- [Exercise] Return only the number of lines holding the word "affairs".

- [Dataset entries]

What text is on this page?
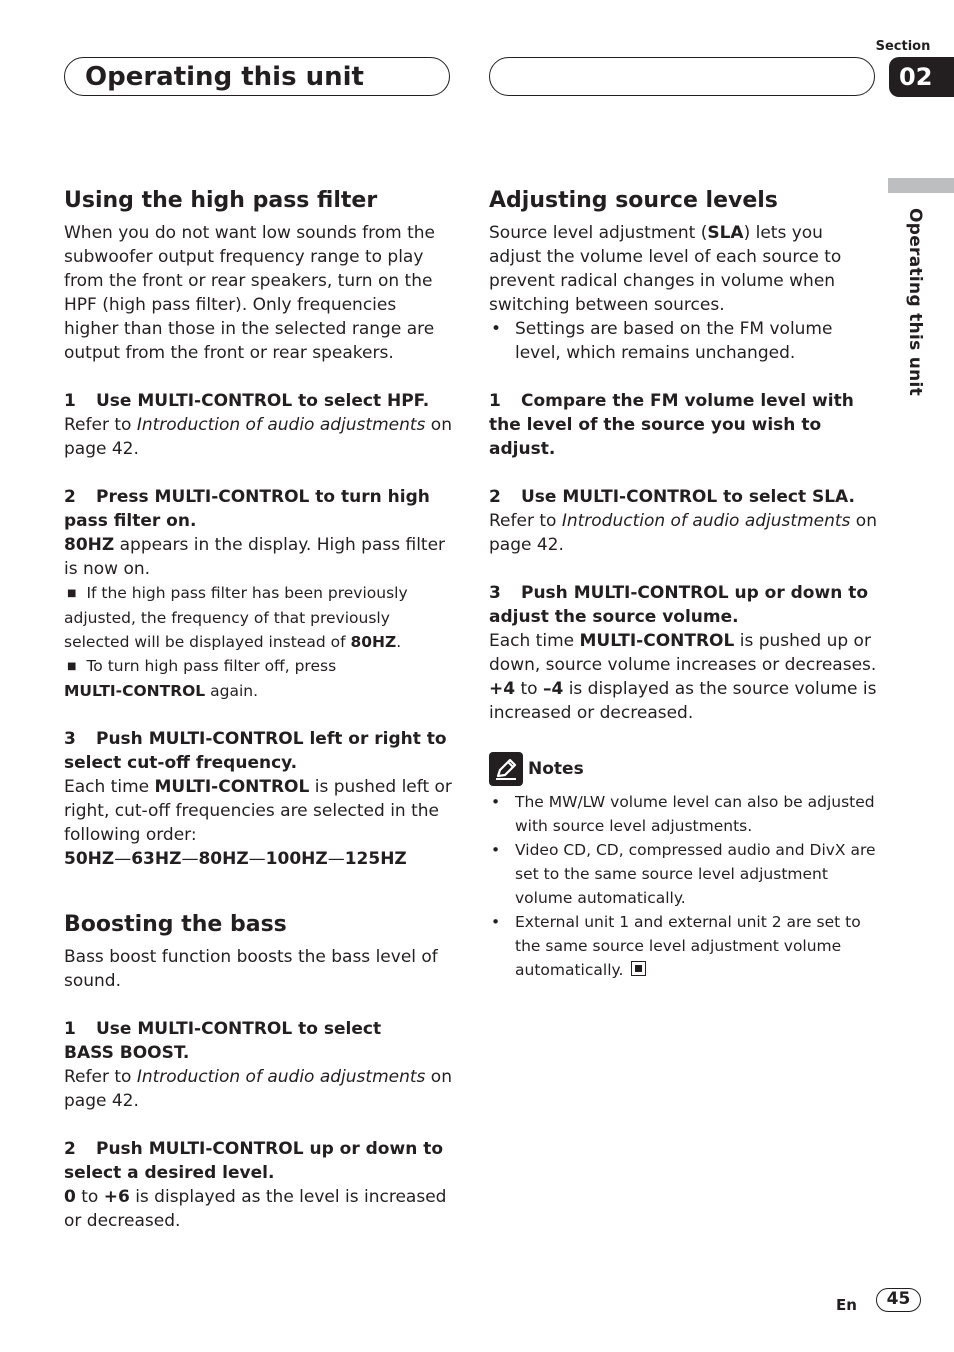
Section
02
Operating this unit
Operating this unit
Using the high pass filter

When you do not want low sounds from the subwoofer output frequency range to play from the front or rear speakers, turn on the HPF (high pass filter). Only frequencies higher than those in the selected range are output from the front or rear speakers.

1 Use MULTI-CONTROL to select HPF.

Refer to Introduction of audio adjustments on page 42.

2 Press MULTI-CONTROL to turn high pass filter on.

80HZ appears in the display. High pass filter is now on.

■ If the high pass filter has been previously adjusted, the frequency of that previously selected will be displayed instead of 80HZ.

■ To turn high pass filter off, press
MULTI-CONTROL again.

3 Push MULTI-CONTROL left or right to select cut-off frequency.

Each time MULTI-CONTROL is pushed left or right, cut-off frequencies are selected in the following order:

50HZ—63HZ—80HZ—100HZ—125HZ

Boosting the bass

Bass boost function boosts the bass level of sound.

1 Use MULTI-CONTROL to select
BASS BOOST.

Refer to Introduction of audio adjustments on page 42.

2 Push MULTI-CONTROL up or down to select a desired level.

0 to +6 is displayed as the level is increased or decreased.

Adjusting source levels

Source level adjustment (SLA) lets you adjust the volume level of each source to prevent radical changes in volume when switching between sources.

• Settings are based on the FM volume level, which remains unchanged.

1 Compare the FM volume level with the level of the source you wish to adjust.

2 Use MULTI-CONTROL to select SLA.

Refer to Introduction of audio adjustments on page 42.

3 Push MULTI-CONTROL up or down to adjust the source volume.

Each time MULTI-CONTROL is pushed up or down, source volume increases or decreases.
+4 to –4 is displayed as the source volume is increased or decreased.

Notes

• The MW/LW volume level can also be adjusted with source level adjustments.

• Video CD, CD, compressed audio and DivX are set to the same source level adjustment volume automatically.

• External unit 1 and external unit 2 are set to the same source level adjustment volume automatically.

En	45
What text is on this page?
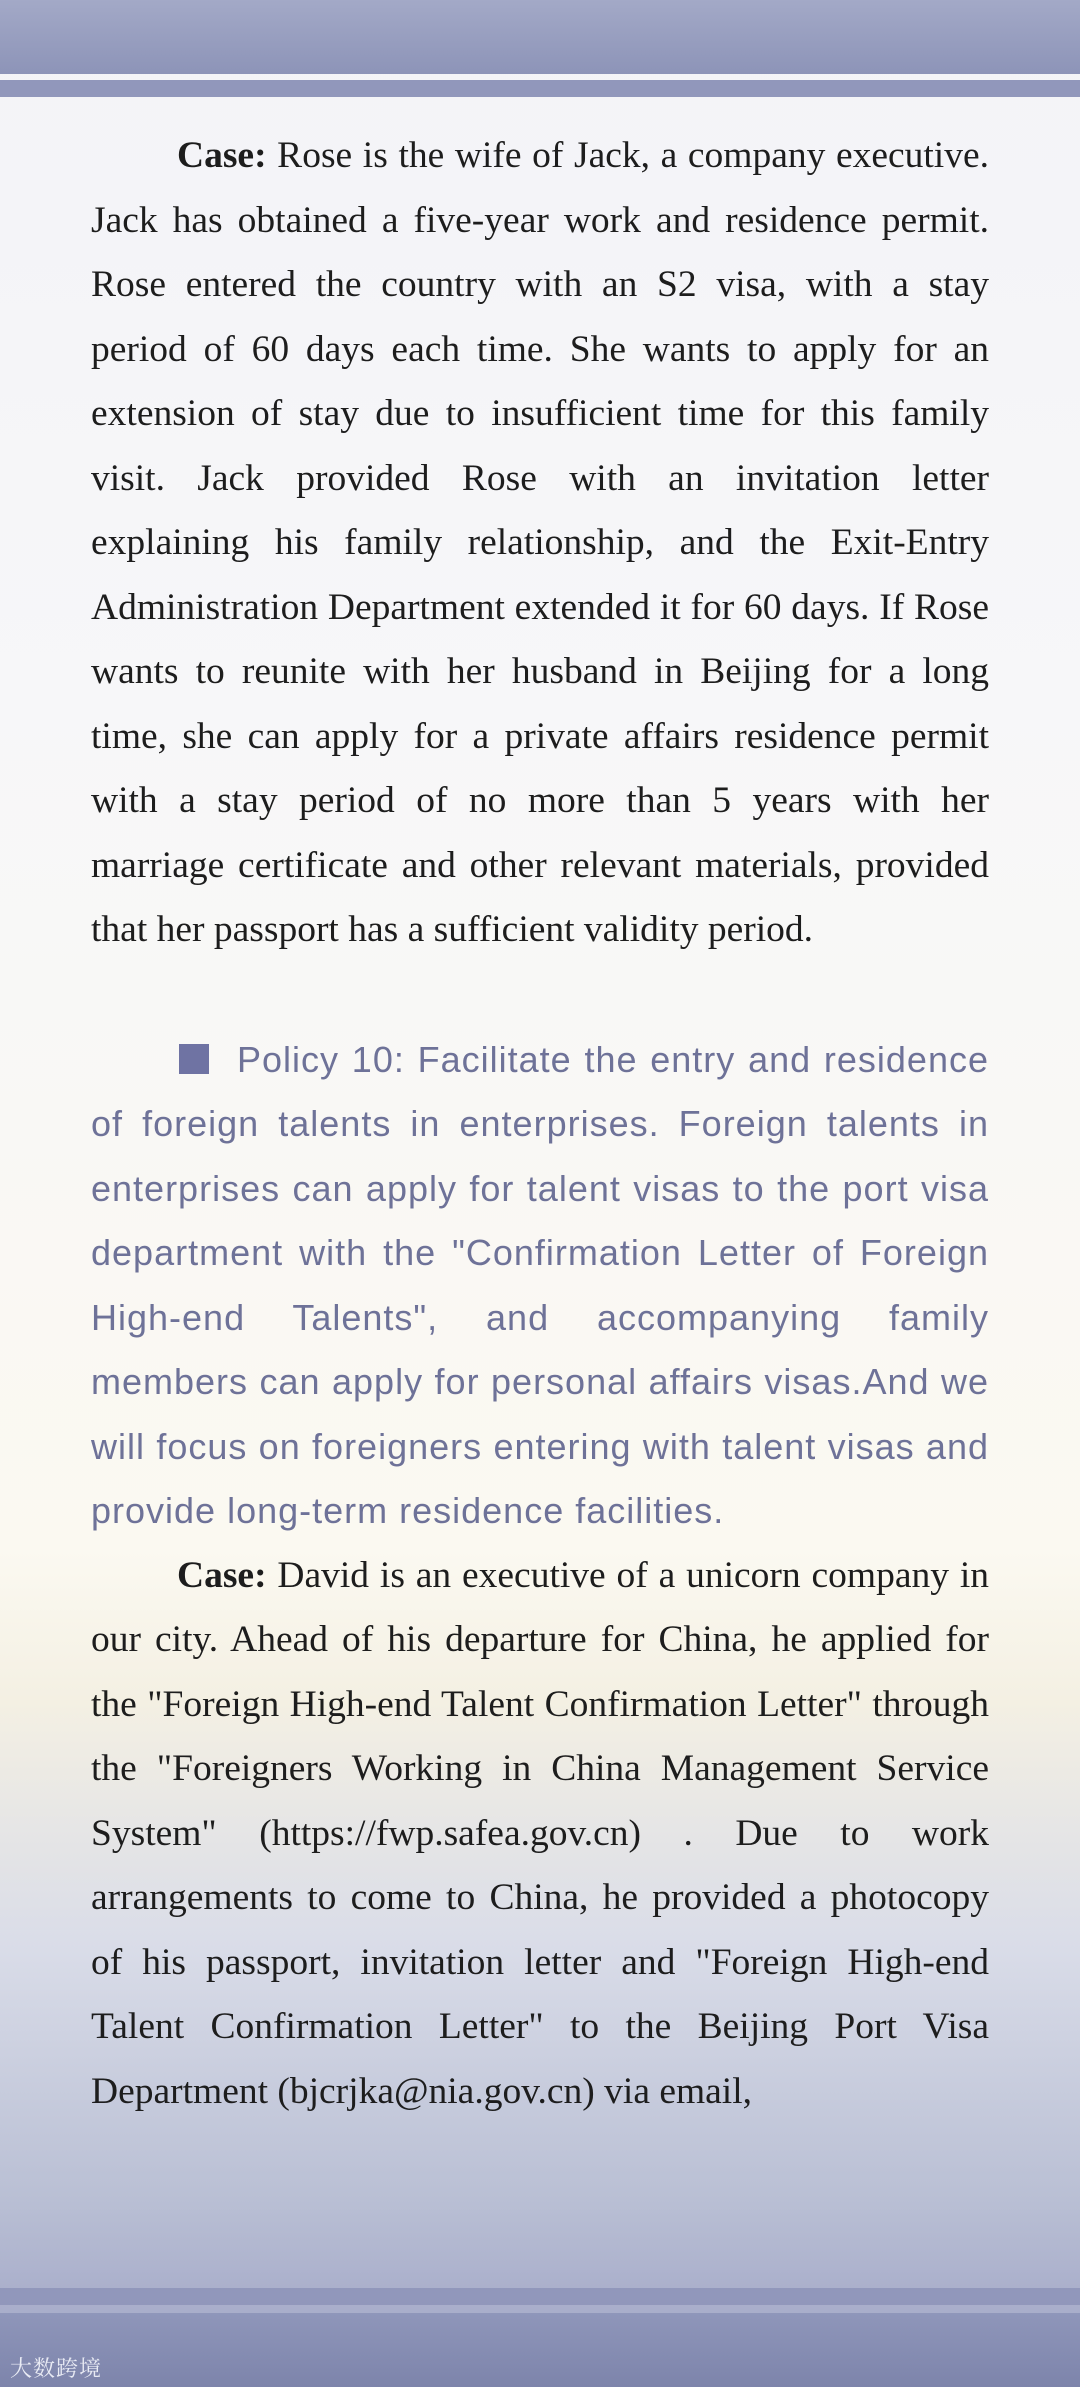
Case: Rose is the wife of Jack, a company executive. Jack has obtained a five-year work and residence permit. Rose entered the country with an S2 visa, with a stay period of 60 days each time. She wants to apply for an extension of stay due to insufficient time for this family visit. Jack provided Rose with an invitation letter explaining his family relationship, and the Exit-Entry Administration Department extended it for 60 days. If Rose wants to reunite with her husband in Beijing for a long time, she can apply for a private affairs residence permit with a stay period of no more than 5 years with her marriage certificate and other relevant materials, provided that her passport has a sufficient validity period.

Policy 10: Facilitate the entry and residence of foreign talents in enterprises. Foreign talents in enterprises can apply for talent visas to the port visa department with the "Confirmation Letter of Foreign High-end Talents", and accompanying family members can apply for personal affairs visas.And we will focus on foreigners entering with talent visas and provide long-term residence facilities.

Case: David is an executive of a unicorn company in our city. Ahead of his departure for China, he applied for the "Foreign High-end Talent Confirmation Letter" through the "Foreigners Working in China Management Service System" (https://fwp.safea.gov.cn) . Due to work arrangements to come to China, he provided a photocopy of his passport, invitation letter and "Foreign High-end Talent Confirmation Letter" to the Beijing Port Visa Department (bjcrjka@nia.gov.cn) via email,

大数跨境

- [Exercise result] 2